Prompt: Repeat the listing exactly as given, omitting every image.

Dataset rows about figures
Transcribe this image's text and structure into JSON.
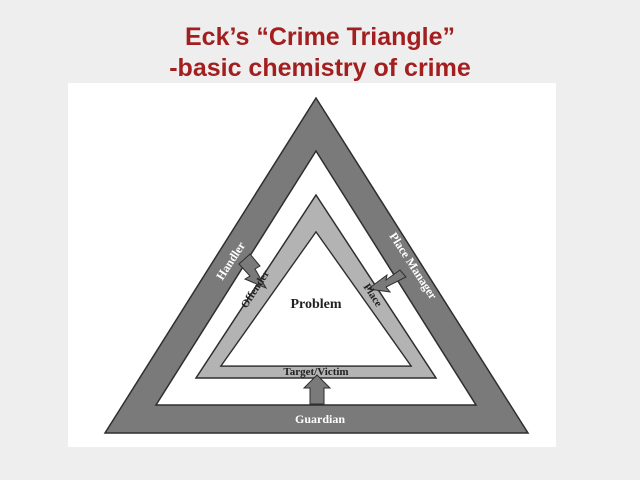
{
  "title": {
    "line1": "Eck’s “Crime Triangle”",
    "line2": "-basic chemistry of crime"
  },
  "diagram": {
    "center_label": "Problem",
    "inner_sides": {
      "left": "Offender",
      "right": "Place",
      "bottom": "Target/Victim"
    },
    "outer_sides": {
      "left": "Handler",
      "right": "Place Manager",
      "bottom": "Guardian"
    },
    "colors": {
      "outer_band": "#7a7a7a",
      "inner_band": "#b3b3b3",
      "outline": "#2e2e2e",
      "arrow": "#7a7a7a",
      "title": "#a31f1f"
    }
  }
}
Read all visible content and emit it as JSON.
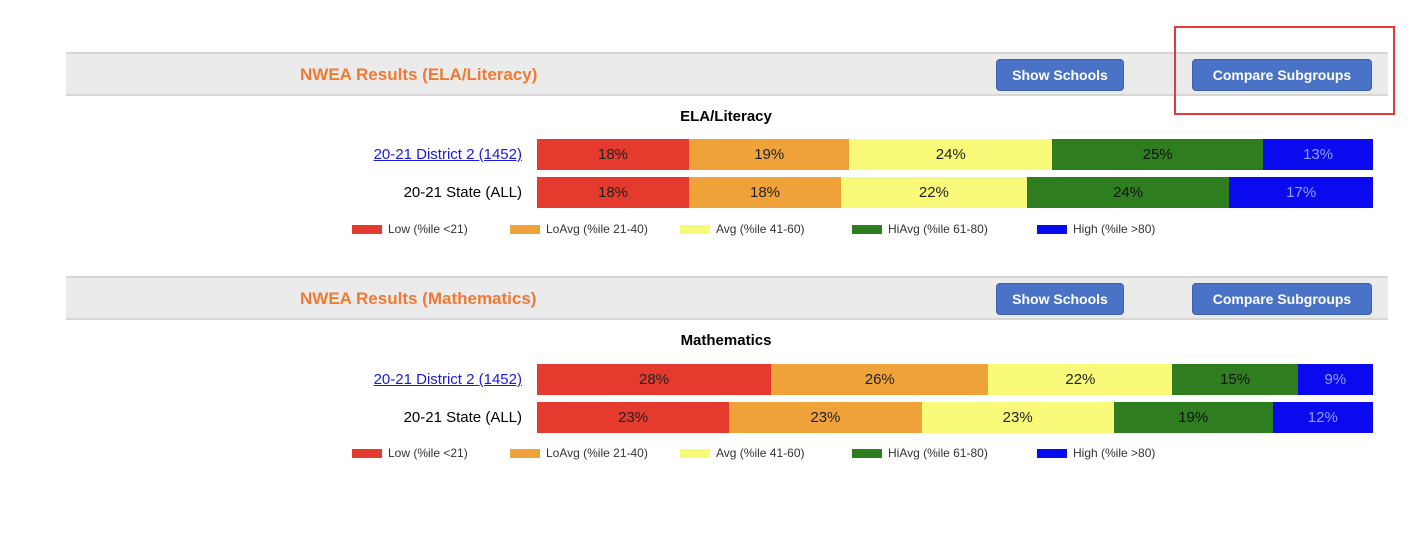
{
  "colors": {
    "low": "#e53a2e",
    "loavg": "#f0a23a",
    "avg": "#fafa7a",
    "hiavg": "#2e7d1f",
    "high": "#0a0aee"
  },
  "legend": [
    {
      "key": "low",
      "label": "Low (%ile <21)"
    },
    {
      "key": "loavg",
      "label": "LoAvg (%ile 21-40)"
    },
    {
      "key": "avg",
      "label": "Avg (%ile 41-60)"
    },
    {
      "key": "hiavg",
      "label": "HiAvg (%ile 61-80)"
    },
    {
      "key": "high",
      "label": "High (%ile >80)"
    }
  ],
  "sections": [
    {
      "title": "NWEA Results (ELA/Literacy)",
      "show_schools_label": "Show Schools",
      "compare_subgroups_label": "Compare Subgroups",
      "chart_title": "ELA/Literacy",
      "rows": [
        {
          "label": "20-21 District 2 (1452)",
          "is_link": true,
          "values": [
            18,
            19,
            24,
            25,
            13
          ]
        },
        {
          "label": "20-21 State (ALL)",
          "is_link": false,
          "values": [
            18,
            18,
            22,
            24,
            17
          ]
        }
      ]
    },
    {
      "title": "NWEA Results (Mathematics)",
      "show_schools_label": "Show Schools",
      "compare_subgroups_label": "Compare Subgroups",
      "chart_title": "Mathematics",
      "rows": [
        {
          "label": "20-21 District 2 (1452)",
          "is_link": true,
          "values": [
            28,
            26,
            22,
            15,
            9
          ]
        },
        {
          "label": "20-21 State (ALL)",
          "is_link": false,
          "values": [
            23,
            23,
            23,
            19,
            12
          ]
        }
      ]
    }
  ]
}
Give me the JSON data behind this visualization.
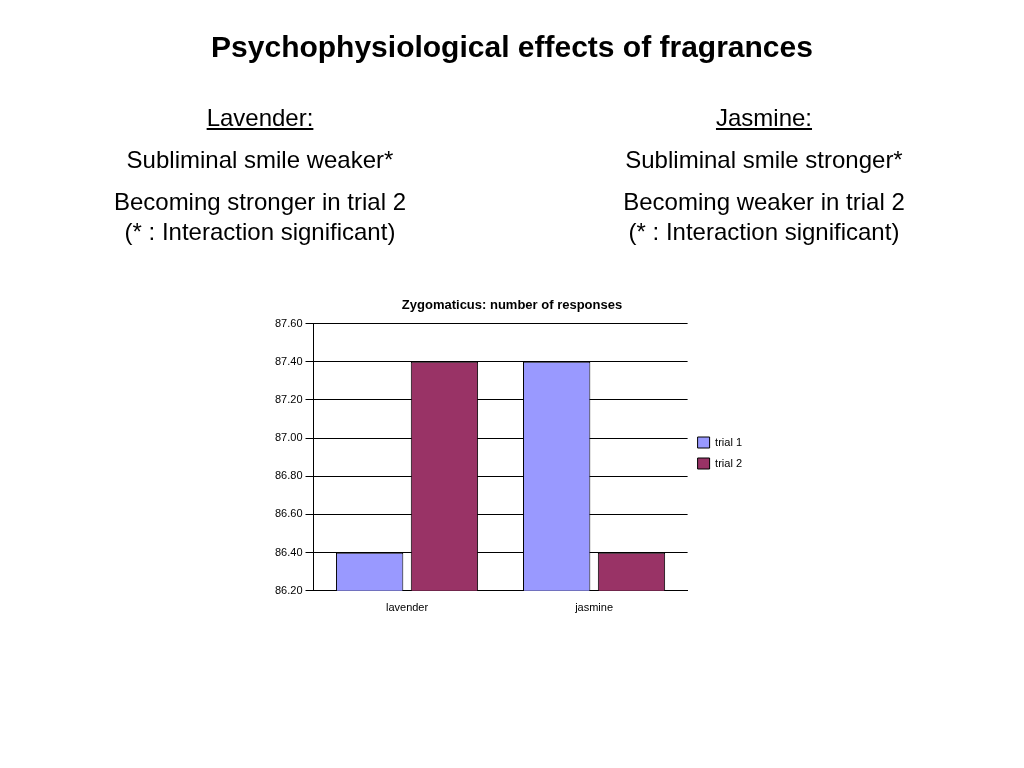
{
  "chart_data": {
    "type": "bar",
    "title": "Psychophysiological effects of fragrances",
    "subtitle": "Zygomaticus: number of responses",
    "annotations": [
      "Lavender:",
      "Subliminal smile weaker*",
      "Becoming stronger in trial 2",
      "(* : Interaction significant)",
      "Jasmine:",
      "Subliminal smile stronger*",
      "Becoming weaker in trial 2",
      "(* : Interaction significant)"
    ],
    "categories": [
      "lavender",
      "jasmine"
    ],
    "series": [
      {
        "name": "trial 1",
        "color": "#9999ff",
        "values": [
          86.4,
          87.4
        ]
      },
      {
        "name": "trial 2",
        "color": "#993366",
        "values": [
          87.4,
          86.4
        ]
      }
    ],
    "ylim": [
      86.2,
      87.6
    ],
    "yticks": [
      {
        "value": 86.2,
        "label": "86.20"
      },
      {
        "value": 86.4,
        "label": "86.40"
      },
      {
        "value": 86.6,
        "label": "86.60"
      },
      {
        "value": 86.8,
        "label": "86.80"
      },
      {
        "value": 87.0,
        "label": "87.00"
      },
      {
        "value": 87.2,
        "label": "87.20"
      },
      {
        "value": 87.4,
        "label": "87.40"
      },
      {
        "value": 87.6,
        "label": "87.60"
      }
    ],
    "grid": "y",
    "legend": "right"
  }
}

Written response:
Transcribe this image's text and structure into JSON.
{
  "title": {
    "line1": "Eck’s “Crime Triangle”",
    "line2": "-basic chemistry of crime"
  },
  "diagram": {
    "center_label": "Problem",
    "inner_sides": {
      "left": "Offender",
      "right": "Place",
      "bottom": "Target/Victim"
    },
    "outer_sides": {
      "left": "Handler",
      "right": "Place Manager",
      "bottom": "Guardian"
    },
    "colors": {
      "outer_band": "#7a7a7a",
      "inner_band": "#b3b3b3",
      "outline": "#2e2e2e",
      "arrow": "#7a7a7a",
      "title": "#a31f1f"
    }
  }
}
Read all visible content and emit it as JSON.
{
  "colors": {
    "low": "#e53a2e",
    "loavg": "#f0a23a",
    "avg": "#fafa7a",
    "hiavg": "#2e7d1f",
    "high": "#0a0aee"
  },
  "legend": [
    {
      "key": "low",
      "label": "Low (%ile <21)"
    },
    {
      "key": "loavg",
      "label": "LoAvg (%ile 21-40)"
    },
    {
      "key": "avg",
      "label": "Avg (%ile 41-60)"
    },
    {
      "key": "hiavg",
      "label": "HiAvg (%ile 61-80)"
    },
    {
      "key": "high",
      "label": "High (%ile >80)"
    }
  ],
  "sections": [
    {
      "title": "NWEA Results (ELA/Literacy)",
      "show_schools_label": "Show Schools",
      "compare_subgroups_label": "Compare Subgroups",
      "chart_title": "ELA/Literacy",
      "rows": [
        {
          "label": "20-21 District 2 (1452)",
          "is_link": true,
          "values": [
            18,
            19,
            24,
            25,
            13
          ]
        },
        {
          "label": "20-21 State (ALL)",
          "is_link": false,
          "values": [
            18,
            18,
            22,
            24,
            17
          ]
        }
      ]
    },
    {
      "title": "NWEA Results (Mathematics)",
      "show_schools_label": "Show Schools",
      "compare_subgroups_label": "Compare Subgroups",
      "chart_title": "Mathematics",
      "rows": [
        {
          "label": "20-21 District 2 (1452)",
          "is_link": true,
          "values": [
            28,
            26,
            22,
            15,
            9
          ]
        },
        {
          "label": "20-21 State (ALL)",
          "is_link": false,
          "values": [
            23,
            23,
            23,
            19,
            12
          ]
        }
      ]
    }
  ]
}
Give me the JSON data behind this visualization.
{
  "chart_data": {
    "type": "bar",
    "title": "Psychophysiological effects of fragrances",
    "subtitle": "Zygomaticus: number of responses",
    "annotations": [
      "Lavender:",
      "Subliminal smile weaker*",
      "Becoming stronger in trial 2",
      "(* : Interaction significant)",
      "Jasmine:",
      "Subliminal smile stronger*",
      "Becoming weaker in trial 2",
      "(* : Interaction significant)"
    ],
    "categories": [
      "lavender",
      "jasmine"
    ],
    "series": [
      {
        "name": "trial 1",
        "color": "#9999ff",
        "values": [
          86.4,
          87.4
        ]
      },
      {
        "name": "trial 2",
        "color": "#993366",
        "values": [
          87.4,
          86.4
        ]
      }
    ],
    "ylim": [
      86.2,
      87.6
    ],
    "yticks": [
      {
        "value": 86.2,
        "label": "86.20"
      },
      {
        "value": 86.4,
        "label": "86.40"
      },
      {
        "value": 86.6,
        "label": "86.60"
      },
      {
        "value": 86.8,
        "label": "86.80"
      },
      {
        "value": 87.0,
        "label": "87.00"
      },
      {
        "value": 87.2,
        "label": "87.20"
      },
      {
        "value": 87.4,
        "label": "87.40"
      },
      {
        "value": 87.6,
        "label": "87.60"
      }
    ],
    "grid": "y",
    "legend": "right"
  }
}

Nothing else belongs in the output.